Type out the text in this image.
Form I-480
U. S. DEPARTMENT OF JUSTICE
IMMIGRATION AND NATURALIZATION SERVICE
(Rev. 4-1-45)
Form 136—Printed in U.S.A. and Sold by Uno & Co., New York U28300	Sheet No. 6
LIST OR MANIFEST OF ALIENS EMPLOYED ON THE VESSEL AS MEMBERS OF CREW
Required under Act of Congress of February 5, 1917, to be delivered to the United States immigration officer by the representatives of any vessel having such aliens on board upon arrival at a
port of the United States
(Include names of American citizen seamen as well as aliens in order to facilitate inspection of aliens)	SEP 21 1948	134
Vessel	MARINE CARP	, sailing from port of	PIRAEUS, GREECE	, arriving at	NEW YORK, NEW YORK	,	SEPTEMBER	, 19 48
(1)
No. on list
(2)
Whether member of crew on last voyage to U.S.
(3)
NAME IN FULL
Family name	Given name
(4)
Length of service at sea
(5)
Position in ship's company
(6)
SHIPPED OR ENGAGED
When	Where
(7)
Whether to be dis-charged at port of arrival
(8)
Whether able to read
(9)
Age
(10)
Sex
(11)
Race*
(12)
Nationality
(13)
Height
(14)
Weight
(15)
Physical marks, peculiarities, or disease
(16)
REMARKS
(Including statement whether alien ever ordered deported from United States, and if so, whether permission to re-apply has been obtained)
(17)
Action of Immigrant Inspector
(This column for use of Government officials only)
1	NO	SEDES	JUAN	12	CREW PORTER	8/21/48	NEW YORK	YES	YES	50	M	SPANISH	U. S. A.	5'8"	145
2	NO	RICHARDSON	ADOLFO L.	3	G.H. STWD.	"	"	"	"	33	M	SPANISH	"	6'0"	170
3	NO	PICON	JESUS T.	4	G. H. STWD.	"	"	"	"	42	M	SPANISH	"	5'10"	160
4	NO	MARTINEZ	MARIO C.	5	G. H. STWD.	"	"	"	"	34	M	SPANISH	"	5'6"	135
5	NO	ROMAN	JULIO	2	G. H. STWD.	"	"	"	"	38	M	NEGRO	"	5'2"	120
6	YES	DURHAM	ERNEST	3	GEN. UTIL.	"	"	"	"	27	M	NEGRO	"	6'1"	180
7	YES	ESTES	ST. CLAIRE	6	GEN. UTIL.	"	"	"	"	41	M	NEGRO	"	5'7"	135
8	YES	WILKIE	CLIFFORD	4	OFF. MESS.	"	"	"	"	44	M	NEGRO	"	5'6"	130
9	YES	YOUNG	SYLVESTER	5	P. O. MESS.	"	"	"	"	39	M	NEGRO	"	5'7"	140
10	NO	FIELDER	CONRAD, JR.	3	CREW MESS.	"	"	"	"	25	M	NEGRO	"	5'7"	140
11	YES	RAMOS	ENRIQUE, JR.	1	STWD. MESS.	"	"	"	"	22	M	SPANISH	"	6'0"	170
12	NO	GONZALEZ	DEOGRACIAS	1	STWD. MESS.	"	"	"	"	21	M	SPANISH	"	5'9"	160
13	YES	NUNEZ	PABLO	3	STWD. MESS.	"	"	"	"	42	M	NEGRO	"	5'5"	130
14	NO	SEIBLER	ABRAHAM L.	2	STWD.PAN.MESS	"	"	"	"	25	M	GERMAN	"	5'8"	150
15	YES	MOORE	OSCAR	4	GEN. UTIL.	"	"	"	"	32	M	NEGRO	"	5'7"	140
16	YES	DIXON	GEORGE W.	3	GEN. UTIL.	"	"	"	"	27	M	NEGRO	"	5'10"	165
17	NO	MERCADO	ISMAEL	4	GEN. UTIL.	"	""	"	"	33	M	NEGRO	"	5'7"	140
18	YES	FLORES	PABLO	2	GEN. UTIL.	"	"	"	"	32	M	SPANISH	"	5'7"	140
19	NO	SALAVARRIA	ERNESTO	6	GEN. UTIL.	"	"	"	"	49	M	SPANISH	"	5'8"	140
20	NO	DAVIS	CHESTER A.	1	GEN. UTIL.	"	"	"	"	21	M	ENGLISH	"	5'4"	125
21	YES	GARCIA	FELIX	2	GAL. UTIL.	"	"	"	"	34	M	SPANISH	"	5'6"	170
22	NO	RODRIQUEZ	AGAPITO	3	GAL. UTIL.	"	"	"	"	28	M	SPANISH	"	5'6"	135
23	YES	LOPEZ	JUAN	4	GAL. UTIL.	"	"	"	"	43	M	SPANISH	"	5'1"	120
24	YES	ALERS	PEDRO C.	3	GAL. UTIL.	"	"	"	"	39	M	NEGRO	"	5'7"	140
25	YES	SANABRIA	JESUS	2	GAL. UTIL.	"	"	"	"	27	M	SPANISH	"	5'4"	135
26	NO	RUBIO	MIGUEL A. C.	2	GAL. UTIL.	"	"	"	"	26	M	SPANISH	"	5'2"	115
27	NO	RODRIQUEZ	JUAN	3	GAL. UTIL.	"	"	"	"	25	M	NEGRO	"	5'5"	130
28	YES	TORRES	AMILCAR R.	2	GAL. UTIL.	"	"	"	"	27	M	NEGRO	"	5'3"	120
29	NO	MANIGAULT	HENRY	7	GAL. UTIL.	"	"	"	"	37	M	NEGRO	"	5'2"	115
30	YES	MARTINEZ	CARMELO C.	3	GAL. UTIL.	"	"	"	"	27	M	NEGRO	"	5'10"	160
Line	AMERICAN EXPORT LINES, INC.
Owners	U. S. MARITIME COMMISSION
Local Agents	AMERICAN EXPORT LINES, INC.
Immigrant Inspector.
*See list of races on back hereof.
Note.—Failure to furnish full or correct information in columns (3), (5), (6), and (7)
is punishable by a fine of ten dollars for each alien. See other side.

◆ WORK TO COMPLETE ◆
Extract the complete listing verbatim.

◆ CORRECT ANSWER ◆
Type out the text in this image.
Form I-480
U. S. DEPARTMENT OF JUSTICE
IMMIGRATION AND NATURALIZATION SERVICE
(Rev. 4-1-45)
Form 136—Printed in U.S.A. and Sold by Uno & Co., New York U28300	Sheet No. 6
LIST OR MANIFEST OF ALIENS EMPLOYED ON THE VESSEL AS MEMBERS OF CREW
Required under Act of Congress of February 5, 1917, to be delivered to the United States immigration officer by the representatives of any vessel having such aliens on board upon arrival at a
port of the United States
(Include names of American citizen seamen as well as aliens in order to facilitate inspection of aliens)	SEP 21 1948	134
Vessel	MARINE CARP	, sailing from port of	PIRAEUS, GREECE	, arriving at	NEW YORK, NEW YORK	,	SEPTEMBER	, 19 48
(1)
No. on list
(2)
Whether member of crew on last voyage to U.S.
(3)
NAME IN FULL
Family name	Given name
(4)
Length of service at sea
(5)
Position in ship's company
(6)
SHIPPED OR ENGAGED
When	Where
(7)
Whether to be dis-charged at port of arrival
(8)
Whether able to read
(9)
Age
(10)
Sex
(11)
Race*
(12)
Nationality
(13)
Height
(14)
Weight
(15)
Physical marks, peculiarities, or disease
(16)
REMARKS
(Including statement whether alien ever ordered deported from United States, and if so, whether permission to re-apply has been obtained)
(17)
Action of Immigrant Inspector
(This column for use of Government officials only)
1	NO	SEDES	JUAN	12	CREW PORTER	8/21/48	NEW YORK	YES	YES	50	M	SPANISH	U. S. A.	5'8"	145
2	NO	RICHARDSON	ADOLFO L.	3	G.H. STWD.	"	"	"	"	33	M	SPANISH	"	6'0"	170
3	NO	PICON	JESUS T.	4	G. H. STWD.	"	"	"	"	42	M	SPANISH	"	5'10"	160
4	NO	MARTINEZ	MARIO C.	5	G. H. STWD.	"	"	"	"	34	M	SPANISH	"	5'6"	135
5	NO	ROMAN	JULIO	2	G. H. STWD.	"	"	"	"	38	M	NEGRO	"	5'2"	120
6	YES	DURHAM	ERNEST	3	GEN. UTIL.	"	"	"	"	27	M	NEGRO	"	6'1"	180
7	YES	ESTES	ST. CLAIRE	6	GEN. UTIL.	"	"	"	"	41	M	NEGRO	"	5'7"	135
8	YES	WILKIE	CLIFFORD	4	OFF. MESS.	"	"	"	"	44	M	NEGRO	"	5'6"	130
9	YES	YOUNG	SYLVESTER	5	P. O. MESS.	"	"	"	"	39	M	NEGRO	"	5'7"	140
10	NO	FIELDER	CONRAD, JR.	3	CREW MESS.	"	"	"	"	25	M	NEGRO	"	5'7"	140
11	YES	RAMOS	ENRIQUE, JR.	1	STWD. MESS.	"	"	"	"	22	M	SPANISH	"	6'0"	170
12	NO	GONZALEZ	DEOGRACIAS	1	STWD. MESS.	"	"	"	"	21	M	SPANISH	"	5'9"	160
13	YES	NUNEZ	PABLO	3	STWD. MESS.	"	"	"	"	42	M	NEGRO	"	5'5"	130
14	NO	SEIBLER	ABRAHAM L.	2	STWD.PAN.MESS	"	"	"	"	25	M	GERMAN	"	5'8"	150
15	YES	MOORE	OSCAR	4	GEN. UTIL.	"	"	"	"	32	M	NEGRO	"	5'7"	140
16	YES	DIXON	GEORGE W.	3	GEN. UTIL.	"	"	"	"	27	M	NEGRO	"	5'10"	165
17	NO	MERCADO	ISMAEL	4	GEN. UTIL.	"	""	"	"	33	M	NEGRO	"	5'7"	140
18	YES	FLORES	PABLO	2	GEN. UTIL.	"	"	"	"	32	M	SPANISH	"	5'7"	140
19	NO	SALAVARRIA	ERNESTO	6	GEN. UTIL.	"	"	"	"	49	M	SPANISH	"	5'8"	140
20	NO	DAVIS	CHESTER A.	1	GEN. UTIL.	"	"	"	"	21	M	ENGLISH	"	5'4"	125
21	YES	GARCIA	FELIX	2	GAL. UTIL.	"	"	"	"	34	M	SPANISH	"	5'6"	170
22	NO	RODRIQUEZ	AGAPITO	3	GAL. UTIL.	"	"	"	"	28	M	SPANISH	"	5'6"	135
23	YES	LOPEZ	JUAN	4	GAL. UTIL.	"	"	"	"	43	M	SPANISH	"	5'1"	120
24	YES	ALERS	PEDRO C.	3	GAL. UTIL.	"	"	"	"	39	M	NEGRO	"	5'7"	140
25	YES	SANABRIA	JESUS	2	GAL. UTIL.	"	"	"	"	27	M	SPANISH	"	5'4"	135
26	NO	RUBIO	MIGUEL A. C.	2	GAL. UTIL.	"	"	"	"	26	M	SPANISH	"	5'2"	115
27	NO	RODRIQUEZ	JUAN	3	GAL. UTIL.	"	"	"	"	25	M	NEGRO	"	5'5"	130
28	YES	TORRES	AMILCAR R.	2	GAL. UTIL.	"	"	"	"	27	M	NEGRO	"	5'3"	120
29	NO	MANIGAULT	HENRY	7	GAL. UTIL.	"	"	"	"	37	M	NEGRO	"	5'2"	115
30	YES	MARTINEZ	CARMELO C.	3	GAL. UTIL.	"	"	"	"	27	M	NEGRO	"	5'10"	160
Line	AMERICAN EXPORT LINES, INC.
Owners	U. S. MARITIME COMMISSION
Local Agents	AMERICAN EXPORT LINES, INC.
Immigrant Inspector.
*See list of races on back hereof.
Note.—Failure to furnish full or correct information in columns (3), (5), (6), and (7)
is punishable by a fine of ten dollars for each alien. See other side.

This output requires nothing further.